**Work to be completed:**
For each line below that includes the word "Miskokomom", make a copy.

========

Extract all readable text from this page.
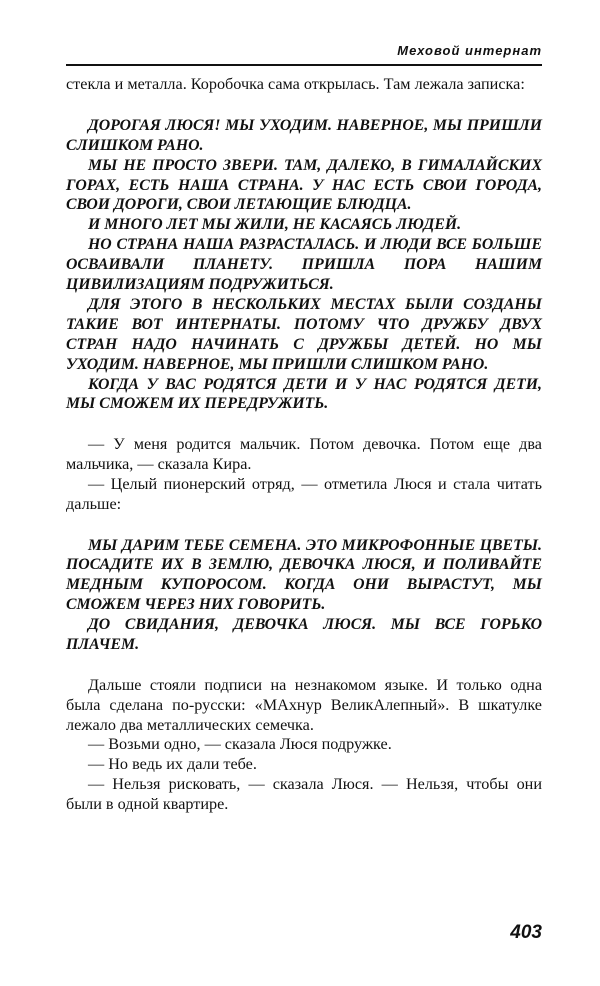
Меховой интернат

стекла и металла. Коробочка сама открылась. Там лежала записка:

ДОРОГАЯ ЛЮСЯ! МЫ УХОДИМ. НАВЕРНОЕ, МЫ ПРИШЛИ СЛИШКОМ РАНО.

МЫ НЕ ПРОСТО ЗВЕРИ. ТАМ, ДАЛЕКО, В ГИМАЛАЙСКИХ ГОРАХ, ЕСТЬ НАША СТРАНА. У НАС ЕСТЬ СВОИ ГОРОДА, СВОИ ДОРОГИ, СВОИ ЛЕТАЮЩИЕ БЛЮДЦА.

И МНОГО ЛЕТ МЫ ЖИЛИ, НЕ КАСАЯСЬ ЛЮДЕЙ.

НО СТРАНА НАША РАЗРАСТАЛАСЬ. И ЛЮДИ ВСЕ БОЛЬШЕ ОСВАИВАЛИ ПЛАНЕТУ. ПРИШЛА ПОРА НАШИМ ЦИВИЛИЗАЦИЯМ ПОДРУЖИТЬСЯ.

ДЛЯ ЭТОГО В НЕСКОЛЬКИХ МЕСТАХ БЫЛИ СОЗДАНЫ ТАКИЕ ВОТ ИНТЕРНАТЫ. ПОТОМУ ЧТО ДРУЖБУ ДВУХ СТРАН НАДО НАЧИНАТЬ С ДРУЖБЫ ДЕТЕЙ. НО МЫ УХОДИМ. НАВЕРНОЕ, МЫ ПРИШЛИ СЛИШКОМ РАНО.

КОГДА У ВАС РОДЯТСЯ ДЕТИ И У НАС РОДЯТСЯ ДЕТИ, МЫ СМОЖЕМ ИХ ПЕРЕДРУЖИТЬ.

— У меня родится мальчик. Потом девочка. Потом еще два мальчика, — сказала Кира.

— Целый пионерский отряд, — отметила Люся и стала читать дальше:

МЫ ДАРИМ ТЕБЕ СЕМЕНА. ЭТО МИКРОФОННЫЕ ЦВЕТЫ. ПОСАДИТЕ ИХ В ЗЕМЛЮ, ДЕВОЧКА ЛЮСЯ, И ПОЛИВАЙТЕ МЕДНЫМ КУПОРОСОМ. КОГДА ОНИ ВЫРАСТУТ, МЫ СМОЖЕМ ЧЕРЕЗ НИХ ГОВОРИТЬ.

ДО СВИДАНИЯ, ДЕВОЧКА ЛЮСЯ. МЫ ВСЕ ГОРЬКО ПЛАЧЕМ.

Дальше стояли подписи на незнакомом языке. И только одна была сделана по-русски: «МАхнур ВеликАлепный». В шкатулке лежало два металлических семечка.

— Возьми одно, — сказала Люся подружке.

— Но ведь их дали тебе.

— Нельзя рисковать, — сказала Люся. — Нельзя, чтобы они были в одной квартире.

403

========

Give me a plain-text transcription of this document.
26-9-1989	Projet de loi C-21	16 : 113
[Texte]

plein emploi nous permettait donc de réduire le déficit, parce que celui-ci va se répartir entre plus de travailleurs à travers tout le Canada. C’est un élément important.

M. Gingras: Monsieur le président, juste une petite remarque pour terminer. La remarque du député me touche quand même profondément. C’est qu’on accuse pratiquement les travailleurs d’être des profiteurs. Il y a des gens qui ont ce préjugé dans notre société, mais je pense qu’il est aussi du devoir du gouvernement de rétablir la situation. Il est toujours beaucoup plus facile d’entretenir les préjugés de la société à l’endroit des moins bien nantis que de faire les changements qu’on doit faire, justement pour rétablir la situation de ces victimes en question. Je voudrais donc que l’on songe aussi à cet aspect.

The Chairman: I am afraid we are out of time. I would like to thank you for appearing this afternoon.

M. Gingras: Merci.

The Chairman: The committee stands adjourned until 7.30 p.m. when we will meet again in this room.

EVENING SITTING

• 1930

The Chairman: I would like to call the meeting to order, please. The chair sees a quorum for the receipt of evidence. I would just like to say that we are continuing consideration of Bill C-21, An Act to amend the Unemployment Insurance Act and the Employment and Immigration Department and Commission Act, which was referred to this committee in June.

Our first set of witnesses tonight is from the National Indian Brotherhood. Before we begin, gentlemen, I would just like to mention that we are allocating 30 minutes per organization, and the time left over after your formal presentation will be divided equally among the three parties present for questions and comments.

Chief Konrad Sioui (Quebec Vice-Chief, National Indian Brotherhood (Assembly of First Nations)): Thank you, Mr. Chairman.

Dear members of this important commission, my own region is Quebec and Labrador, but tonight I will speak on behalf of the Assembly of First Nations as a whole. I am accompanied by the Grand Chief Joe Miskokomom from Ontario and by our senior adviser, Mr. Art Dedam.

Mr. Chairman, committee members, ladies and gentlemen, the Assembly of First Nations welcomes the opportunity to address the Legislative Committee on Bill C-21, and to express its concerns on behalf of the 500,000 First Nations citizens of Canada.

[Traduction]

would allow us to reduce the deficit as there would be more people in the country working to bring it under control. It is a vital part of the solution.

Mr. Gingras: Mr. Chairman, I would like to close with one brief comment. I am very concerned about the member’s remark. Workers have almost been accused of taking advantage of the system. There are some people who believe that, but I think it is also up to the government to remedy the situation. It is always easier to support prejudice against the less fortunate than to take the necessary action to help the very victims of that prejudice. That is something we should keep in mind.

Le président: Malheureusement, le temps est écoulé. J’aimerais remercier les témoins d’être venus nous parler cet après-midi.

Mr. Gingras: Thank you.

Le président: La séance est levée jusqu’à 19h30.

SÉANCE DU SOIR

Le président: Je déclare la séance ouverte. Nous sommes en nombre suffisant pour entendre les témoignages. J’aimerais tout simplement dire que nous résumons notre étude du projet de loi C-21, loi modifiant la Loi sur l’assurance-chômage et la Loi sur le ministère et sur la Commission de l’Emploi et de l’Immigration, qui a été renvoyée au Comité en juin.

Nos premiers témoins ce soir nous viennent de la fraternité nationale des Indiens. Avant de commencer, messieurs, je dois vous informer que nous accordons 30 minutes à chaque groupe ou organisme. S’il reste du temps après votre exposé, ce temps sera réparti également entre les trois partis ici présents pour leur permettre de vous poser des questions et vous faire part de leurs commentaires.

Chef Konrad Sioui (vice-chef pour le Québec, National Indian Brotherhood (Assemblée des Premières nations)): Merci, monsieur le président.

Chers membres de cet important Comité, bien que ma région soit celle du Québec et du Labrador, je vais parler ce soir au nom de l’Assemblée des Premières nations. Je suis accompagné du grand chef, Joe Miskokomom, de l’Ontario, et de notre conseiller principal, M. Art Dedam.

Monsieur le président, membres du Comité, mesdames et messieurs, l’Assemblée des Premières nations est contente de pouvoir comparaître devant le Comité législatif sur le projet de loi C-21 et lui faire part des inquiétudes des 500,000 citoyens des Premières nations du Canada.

========

**Solution to this task:**
Dear members of this important commission, my own region is Quebec and Labrador, but tonight I will speak on behalf of the Assembly of First Nations as a whole. I am accompanied by the Grand Chief Joe Miskokomom from Ontario and by our senior adviser, Mr. Art Dedam.
Chers membres de cet important Comité, bien que ma région soit celle du Québec et du Labrador, je vais parler ce soir au nom de l’Assemblée des Premières nations. Je suis accompagné du grand chef, Joe Miskokomom, de l’Ontario, et de notre conseiller principal, M. Art Dedam.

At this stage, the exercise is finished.